_DIRECTIONS FOR THIS TASK_
Write the data out again, exactly as given.

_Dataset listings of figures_
——

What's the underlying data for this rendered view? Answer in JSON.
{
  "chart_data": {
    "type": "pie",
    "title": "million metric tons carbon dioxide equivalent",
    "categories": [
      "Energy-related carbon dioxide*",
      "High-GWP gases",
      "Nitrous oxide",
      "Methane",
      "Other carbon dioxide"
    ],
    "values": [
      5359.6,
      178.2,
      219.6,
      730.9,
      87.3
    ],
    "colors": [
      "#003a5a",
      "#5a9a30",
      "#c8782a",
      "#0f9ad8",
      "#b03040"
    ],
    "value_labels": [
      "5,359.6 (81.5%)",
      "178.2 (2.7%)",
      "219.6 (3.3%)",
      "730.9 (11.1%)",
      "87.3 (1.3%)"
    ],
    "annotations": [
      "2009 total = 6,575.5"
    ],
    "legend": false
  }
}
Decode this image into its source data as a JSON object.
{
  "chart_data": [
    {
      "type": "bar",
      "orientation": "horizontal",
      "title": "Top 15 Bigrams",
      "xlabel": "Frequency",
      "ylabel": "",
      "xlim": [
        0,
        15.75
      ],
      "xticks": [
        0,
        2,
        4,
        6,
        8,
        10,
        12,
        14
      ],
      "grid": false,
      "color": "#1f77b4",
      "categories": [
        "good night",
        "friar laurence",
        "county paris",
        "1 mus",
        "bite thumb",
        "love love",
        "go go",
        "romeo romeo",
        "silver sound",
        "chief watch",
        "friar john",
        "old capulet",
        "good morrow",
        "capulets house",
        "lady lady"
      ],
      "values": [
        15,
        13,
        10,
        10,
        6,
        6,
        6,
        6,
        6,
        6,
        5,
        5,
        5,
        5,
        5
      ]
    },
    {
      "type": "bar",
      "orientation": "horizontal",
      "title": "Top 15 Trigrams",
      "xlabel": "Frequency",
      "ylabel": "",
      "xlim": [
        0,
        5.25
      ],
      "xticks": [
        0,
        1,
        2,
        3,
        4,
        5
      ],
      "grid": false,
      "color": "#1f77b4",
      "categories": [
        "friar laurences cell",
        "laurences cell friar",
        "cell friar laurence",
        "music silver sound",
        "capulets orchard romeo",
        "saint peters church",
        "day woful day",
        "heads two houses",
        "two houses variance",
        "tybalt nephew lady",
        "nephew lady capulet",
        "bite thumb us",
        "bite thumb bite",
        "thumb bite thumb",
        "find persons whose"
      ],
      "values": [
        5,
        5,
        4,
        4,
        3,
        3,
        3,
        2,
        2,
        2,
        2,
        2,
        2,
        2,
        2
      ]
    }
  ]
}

——

_THE RESULT_
What's the underlying data for this rendered view? Answer in JSON.
{
  "chart_data": {
    "type": "pie",
    "title": "million metric tons carbon dioxide equivalent",
    "categories": [
      "Energy-related carbon dioxide*",
      "High-GWP gases",
      "Nitrous oxide",
      "Methane",
      "Other carbon dioxide"
    ],
    "values": [
      5359.6,
      178.2,
      219.6,
      730.9,
      87.3
    ],
    "colors": [
      "#003a5a",
      "#5a9a30",
      "#c8782a",
      "#0f9ad8",
      "#b03040"
    ],
    "value_labels": [
      "5,359.6 (81.5%)",
      "178.2 (2.7%)",
      "219.6 (3.3%)",
      "730.9 (11.1%)",
      "87.3 (1.3%)"
    ],
    "annotations": [
      "2009 total = 6,575.5"
    ],
    "legend": false
  }
}
Decode this image into its source data as a JSON object.
{
  "chart_data": [
    {
      "type": "bar",
      "orientation": "horizontal",
      "title": "Top 15 Bigrams",
      "xlabel": "Frequency",
      "ylabel": "",
      "xlim": [
        0,
        15.75
      ],
      "xticks": [
        0,
        2,
        4,
        6,
        8,
        10,
        12,
        14
      ],
      "grid": false,
      "color": "#1f77b4",
      "categories": [
        "good night",
        "friar laurence",
        "county paris",
        "1 mus",
        "bite thumb",
        "love love",
        "go go",
        "romeo romeo",
        "silver sound",
        "chief watch",
        "friar john",
        "old capulet",
        "good morrow",
        "capulets house",
        "lady lady"
      ],
      "values": [
        15,
        13,
        10,
        10,
        6,
        6,
        6,
        6,
        6,
        6,
        5,
        5,
        5,
        5,
        5
      ]
    },
    {
      "type": "bar",
      "orientation": "horizontal",
      "title": "Top 15 Trigrams",
      "xlabel": "Frequency",
      "ylabel": "",
      "xlim": [
        0,
        5.25
      ],
      "xticks": [
        0,
        1,
        2,
        3,
        4,
        5
      ],
      "grid": false,
      "color": "#1f77b4",
      "categories": [
        "friar laurences cell",
        "laurences cell friar",
        "cell friar laurence",
        "music silver sound",
        "capulets orchard romeo",
        "saint peters church",
        "day woful day",
        "heads two houses",
        "two houses variance",
        "tybalt nephew lady",
        "nephew lady capulet",
        "bite thumb us",
        "bite thumb bite",
        "thumb bite thumb",
        "find persons whose"
      ],
      "values": [
        5,
        5,
        4,
        4,
        3,
        3,
        3,
        2,
        2,
        2,
        2,
        2,
        2,
        2,
        2
      ]
    }
  ]
}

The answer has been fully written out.